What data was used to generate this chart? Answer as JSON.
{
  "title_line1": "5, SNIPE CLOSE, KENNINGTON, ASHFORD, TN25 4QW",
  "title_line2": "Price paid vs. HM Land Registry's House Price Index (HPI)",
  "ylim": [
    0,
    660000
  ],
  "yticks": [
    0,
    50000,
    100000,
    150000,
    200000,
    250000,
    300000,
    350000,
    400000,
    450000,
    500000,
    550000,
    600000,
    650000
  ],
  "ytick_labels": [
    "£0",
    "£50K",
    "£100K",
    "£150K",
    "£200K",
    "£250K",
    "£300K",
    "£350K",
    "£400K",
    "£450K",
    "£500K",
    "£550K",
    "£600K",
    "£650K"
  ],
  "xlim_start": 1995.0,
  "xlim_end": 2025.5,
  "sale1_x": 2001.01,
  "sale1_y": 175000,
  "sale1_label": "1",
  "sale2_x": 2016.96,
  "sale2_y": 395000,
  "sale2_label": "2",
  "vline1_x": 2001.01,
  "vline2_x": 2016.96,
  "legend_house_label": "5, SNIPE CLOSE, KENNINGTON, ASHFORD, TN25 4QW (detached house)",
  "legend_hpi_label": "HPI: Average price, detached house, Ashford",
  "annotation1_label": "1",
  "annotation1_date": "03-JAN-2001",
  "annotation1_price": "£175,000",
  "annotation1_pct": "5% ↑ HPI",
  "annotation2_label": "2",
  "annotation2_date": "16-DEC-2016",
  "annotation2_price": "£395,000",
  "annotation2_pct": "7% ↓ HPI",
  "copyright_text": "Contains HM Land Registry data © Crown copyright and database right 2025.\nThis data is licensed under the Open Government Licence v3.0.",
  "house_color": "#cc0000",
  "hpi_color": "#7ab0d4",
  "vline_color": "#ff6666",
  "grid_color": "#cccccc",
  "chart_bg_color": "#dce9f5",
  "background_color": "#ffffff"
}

===

Problem: Copy all lines of the listing above that contain the string "CLOSE".

Task output:
  "title_line1": "5, SNIPE CLOSE, KENNINGTON, ASHFORD, TN25 4QW",
  "legend_house_label": "5, SNIPE CLOSE, KENNINGTON, ASHFORD, TN25 4QW (detached house)",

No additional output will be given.